### EXTRACT PROVIDED
18. The apparatus of claim 15, wherein the first device register
has a second bit width that is different from the first bit
width.
19. The apparatus of claim 14, wherein the finite state machine is
further configured to exchange the GPIO state information by:
transmitting or receiving a data packet in accordance with a system
power management interface (SPMI) protocol.
20. The apparatus of claim 14, wherein the finite state machine is
further configured to exchange the GPIO state information by:
transmitting or receiving a data packet in accordance with a radio
frequency front-end (RFFE) protocol.
21. An apparatus comprising: means for determining that general
purpose input/output (GPIO) state information corresponding to a
physical GPIO pin or signal is available in an event register,
wherein the event register has a first bit width and includes
information identifying one or more devices associated with the
event register; and means for exchanging the GPIO state information
with the one or more devices over a serial bus, wherein the GPIO
state information is transmitted over the serial bus in accordance
with configuration information stored in the event register,
wherein the configuration information includes an address
identifying the one or more devices, addressing information
identifying a target register in the one or more devices and
information identifying a mode of communication for transmitting
the GPIO state information.

### INFORMATION GIVEN
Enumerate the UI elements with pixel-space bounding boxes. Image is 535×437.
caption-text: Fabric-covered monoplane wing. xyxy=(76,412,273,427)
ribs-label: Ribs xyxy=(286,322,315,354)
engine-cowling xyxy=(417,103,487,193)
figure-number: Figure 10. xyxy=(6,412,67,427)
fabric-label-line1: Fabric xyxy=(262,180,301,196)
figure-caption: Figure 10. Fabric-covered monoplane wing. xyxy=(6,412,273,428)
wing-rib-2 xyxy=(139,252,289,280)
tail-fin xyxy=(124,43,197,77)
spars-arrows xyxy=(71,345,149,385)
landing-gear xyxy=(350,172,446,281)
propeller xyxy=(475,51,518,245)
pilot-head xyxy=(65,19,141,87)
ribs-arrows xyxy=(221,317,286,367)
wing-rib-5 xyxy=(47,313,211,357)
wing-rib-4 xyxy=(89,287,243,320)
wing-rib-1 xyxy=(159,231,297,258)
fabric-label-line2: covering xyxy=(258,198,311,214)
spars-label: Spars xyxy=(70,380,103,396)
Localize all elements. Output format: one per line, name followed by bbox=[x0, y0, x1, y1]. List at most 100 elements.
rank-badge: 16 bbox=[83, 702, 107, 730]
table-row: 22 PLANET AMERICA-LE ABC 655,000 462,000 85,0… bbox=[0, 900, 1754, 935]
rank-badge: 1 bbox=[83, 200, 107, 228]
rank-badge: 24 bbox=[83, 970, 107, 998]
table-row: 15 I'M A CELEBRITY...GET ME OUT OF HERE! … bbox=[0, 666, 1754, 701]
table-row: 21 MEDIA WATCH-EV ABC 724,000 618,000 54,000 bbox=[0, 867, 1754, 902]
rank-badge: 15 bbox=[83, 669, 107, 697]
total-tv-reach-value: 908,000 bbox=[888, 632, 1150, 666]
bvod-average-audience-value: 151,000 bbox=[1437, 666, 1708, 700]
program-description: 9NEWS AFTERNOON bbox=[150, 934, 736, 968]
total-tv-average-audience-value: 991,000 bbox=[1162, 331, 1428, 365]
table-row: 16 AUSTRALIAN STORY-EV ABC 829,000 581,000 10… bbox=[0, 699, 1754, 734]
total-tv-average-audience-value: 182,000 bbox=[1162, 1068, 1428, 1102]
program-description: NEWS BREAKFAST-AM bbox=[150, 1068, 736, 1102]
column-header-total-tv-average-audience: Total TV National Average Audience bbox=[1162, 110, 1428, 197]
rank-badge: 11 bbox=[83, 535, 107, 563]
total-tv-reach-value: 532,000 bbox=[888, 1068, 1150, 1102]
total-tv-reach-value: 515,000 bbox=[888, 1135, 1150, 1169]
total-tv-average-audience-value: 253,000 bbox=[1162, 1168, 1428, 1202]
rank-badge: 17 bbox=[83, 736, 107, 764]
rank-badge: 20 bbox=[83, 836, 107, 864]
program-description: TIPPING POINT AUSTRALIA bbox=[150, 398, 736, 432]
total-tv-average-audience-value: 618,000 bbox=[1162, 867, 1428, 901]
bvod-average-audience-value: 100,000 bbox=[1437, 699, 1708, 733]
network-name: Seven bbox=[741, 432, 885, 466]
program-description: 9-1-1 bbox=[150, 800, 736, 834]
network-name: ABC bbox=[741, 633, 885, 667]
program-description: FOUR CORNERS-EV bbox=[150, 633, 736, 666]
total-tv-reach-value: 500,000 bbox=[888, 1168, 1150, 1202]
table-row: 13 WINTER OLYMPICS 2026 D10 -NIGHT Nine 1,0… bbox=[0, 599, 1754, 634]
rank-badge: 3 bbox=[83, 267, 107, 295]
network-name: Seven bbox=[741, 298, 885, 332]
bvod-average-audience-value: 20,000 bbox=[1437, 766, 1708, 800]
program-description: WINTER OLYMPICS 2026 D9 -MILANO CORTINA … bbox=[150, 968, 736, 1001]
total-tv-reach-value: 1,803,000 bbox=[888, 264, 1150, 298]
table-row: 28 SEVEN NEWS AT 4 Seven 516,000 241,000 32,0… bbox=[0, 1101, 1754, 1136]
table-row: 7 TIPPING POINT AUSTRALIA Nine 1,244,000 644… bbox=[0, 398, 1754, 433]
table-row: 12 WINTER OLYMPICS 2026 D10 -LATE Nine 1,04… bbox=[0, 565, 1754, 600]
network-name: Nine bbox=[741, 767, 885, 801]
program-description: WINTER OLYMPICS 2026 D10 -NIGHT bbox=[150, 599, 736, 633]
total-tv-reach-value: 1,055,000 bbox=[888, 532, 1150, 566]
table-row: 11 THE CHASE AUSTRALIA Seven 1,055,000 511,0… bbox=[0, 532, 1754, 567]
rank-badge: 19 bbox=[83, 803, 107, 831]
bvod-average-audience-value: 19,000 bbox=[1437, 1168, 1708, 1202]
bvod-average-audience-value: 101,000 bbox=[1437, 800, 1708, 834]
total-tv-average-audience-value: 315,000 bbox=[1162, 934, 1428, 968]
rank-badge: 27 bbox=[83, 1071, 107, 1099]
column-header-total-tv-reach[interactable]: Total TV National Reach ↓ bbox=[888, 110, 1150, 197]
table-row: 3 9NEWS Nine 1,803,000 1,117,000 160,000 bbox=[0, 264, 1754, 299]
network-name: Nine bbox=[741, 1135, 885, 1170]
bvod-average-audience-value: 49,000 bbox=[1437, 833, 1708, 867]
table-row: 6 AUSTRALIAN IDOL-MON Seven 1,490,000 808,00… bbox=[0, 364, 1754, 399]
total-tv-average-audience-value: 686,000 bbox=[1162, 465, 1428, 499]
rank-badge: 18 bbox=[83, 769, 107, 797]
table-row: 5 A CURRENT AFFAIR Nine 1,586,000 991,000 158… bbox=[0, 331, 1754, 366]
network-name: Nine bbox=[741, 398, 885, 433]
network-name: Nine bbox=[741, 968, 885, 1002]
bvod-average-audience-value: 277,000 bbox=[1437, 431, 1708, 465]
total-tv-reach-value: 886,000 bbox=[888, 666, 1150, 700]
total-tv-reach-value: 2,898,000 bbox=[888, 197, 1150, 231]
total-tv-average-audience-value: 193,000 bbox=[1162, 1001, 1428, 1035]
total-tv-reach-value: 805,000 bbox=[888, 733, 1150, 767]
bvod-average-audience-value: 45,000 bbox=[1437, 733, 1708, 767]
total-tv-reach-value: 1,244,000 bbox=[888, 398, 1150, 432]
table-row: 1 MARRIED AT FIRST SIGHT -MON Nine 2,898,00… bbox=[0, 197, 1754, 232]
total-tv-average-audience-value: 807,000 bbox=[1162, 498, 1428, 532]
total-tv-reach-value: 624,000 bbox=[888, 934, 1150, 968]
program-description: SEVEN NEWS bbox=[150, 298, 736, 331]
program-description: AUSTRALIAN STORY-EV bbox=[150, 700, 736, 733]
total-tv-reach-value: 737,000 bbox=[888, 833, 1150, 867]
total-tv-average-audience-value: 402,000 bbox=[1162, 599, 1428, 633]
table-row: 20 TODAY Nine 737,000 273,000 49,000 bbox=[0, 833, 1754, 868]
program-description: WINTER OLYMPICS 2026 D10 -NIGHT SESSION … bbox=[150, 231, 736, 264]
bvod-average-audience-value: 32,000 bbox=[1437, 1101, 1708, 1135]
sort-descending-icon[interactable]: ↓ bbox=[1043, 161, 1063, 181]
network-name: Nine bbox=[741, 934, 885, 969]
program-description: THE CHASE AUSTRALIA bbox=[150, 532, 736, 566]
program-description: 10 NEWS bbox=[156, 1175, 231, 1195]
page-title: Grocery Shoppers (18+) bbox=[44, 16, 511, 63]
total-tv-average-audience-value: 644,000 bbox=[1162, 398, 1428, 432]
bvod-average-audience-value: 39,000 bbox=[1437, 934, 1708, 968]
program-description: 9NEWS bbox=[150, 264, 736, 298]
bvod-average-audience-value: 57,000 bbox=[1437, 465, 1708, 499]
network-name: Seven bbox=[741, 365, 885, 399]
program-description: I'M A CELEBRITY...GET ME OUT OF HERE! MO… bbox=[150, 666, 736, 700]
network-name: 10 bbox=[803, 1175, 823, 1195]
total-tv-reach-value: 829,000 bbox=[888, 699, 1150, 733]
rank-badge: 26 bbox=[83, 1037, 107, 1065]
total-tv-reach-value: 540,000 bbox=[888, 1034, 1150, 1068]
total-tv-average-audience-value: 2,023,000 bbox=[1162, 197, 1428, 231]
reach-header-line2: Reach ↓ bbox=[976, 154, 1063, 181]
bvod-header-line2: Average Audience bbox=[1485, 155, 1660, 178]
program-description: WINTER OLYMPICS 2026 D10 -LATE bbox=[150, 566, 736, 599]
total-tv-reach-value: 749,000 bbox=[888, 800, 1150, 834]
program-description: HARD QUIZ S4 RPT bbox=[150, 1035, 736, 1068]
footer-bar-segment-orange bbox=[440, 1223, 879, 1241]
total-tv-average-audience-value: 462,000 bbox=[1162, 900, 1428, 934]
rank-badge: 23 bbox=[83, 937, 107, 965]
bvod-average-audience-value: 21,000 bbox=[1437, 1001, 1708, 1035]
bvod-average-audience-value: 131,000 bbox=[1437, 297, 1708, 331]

### PROBLEM A
In the patent claims on GPIO state information, which protocol does claim 20 specify for transmitting or receiving a data packet?
### PROBLEM B
Write the next part of the patent claims on GPIO state information, starting after the final sentence.

### WRITTEN ANSWER A
A radio frequency front-end (RFFE) protocol.

### WRITTEN ANSWER B
22. The apparatus of claim 21, wherein the GPIO state information
is stored in a first device register, and the means for exchanging
the GPIO state information transmits content of the first device
register over the serial bus.
23. The apparatus of claim 22, wherein the address identifying the
one or more devices is stored in a second device register, and the
means for exchanging the GPIO state information transmits content
of the second device register with the content of the first device
register over the serial bus.
24. The apparatus of claim 22, wherein an address identifying the
target register is stored in a third device register, and the means
for exchanging the GPIO state information transmits content of the
third device register with the content of the first device register
over the serial bus.
25. The apparatus of claim 22, wherein the first device register
has a second bit width that is different from the first bit
width.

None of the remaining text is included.